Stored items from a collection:
╔══
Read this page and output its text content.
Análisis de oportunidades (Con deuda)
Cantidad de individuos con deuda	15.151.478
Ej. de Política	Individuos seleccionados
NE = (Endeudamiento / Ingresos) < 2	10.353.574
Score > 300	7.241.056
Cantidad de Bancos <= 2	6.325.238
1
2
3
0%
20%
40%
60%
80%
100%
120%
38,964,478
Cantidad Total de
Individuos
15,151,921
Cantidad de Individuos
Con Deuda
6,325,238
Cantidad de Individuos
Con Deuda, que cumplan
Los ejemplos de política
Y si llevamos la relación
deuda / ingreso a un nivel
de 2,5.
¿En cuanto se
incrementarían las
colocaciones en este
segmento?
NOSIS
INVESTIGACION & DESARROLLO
╚══
╔══
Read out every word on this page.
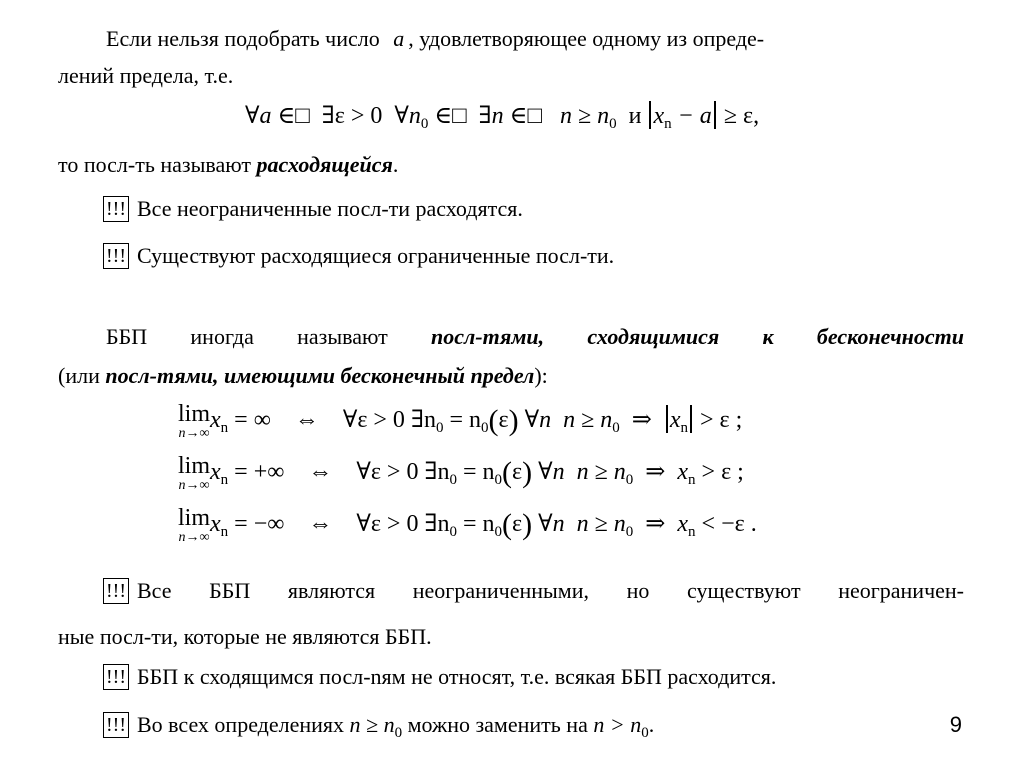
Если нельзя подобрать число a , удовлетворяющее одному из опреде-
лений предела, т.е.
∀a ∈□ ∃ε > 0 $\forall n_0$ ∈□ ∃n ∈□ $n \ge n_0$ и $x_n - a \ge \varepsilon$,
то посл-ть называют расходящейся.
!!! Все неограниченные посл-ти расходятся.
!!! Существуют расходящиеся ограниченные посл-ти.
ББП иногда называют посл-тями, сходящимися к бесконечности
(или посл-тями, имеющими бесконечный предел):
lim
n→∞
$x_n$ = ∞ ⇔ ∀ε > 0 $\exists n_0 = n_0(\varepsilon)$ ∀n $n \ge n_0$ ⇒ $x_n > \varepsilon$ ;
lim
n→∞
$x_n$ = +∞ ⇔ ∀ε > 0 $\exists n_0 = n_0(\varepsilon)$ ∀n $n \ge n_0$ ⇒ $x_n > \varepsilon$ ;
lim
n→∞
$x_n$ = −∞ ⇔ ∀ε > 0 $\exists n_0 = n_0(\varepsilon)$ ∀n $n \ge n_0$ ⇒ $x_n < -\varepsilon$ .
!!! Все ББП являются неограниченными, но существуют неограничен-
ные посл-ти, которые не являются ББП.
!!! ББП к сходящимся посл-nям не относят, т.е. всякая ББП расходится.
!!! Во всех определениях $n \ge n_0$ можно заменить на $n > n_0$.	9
╚══
Request
Lines containing the word "тями" must all be returned from the material above.

Solution for this problem
ББП иногда называют посл-тями, сходящимися к бесконечности
(или посл-тями, имеющими бесконечный предел):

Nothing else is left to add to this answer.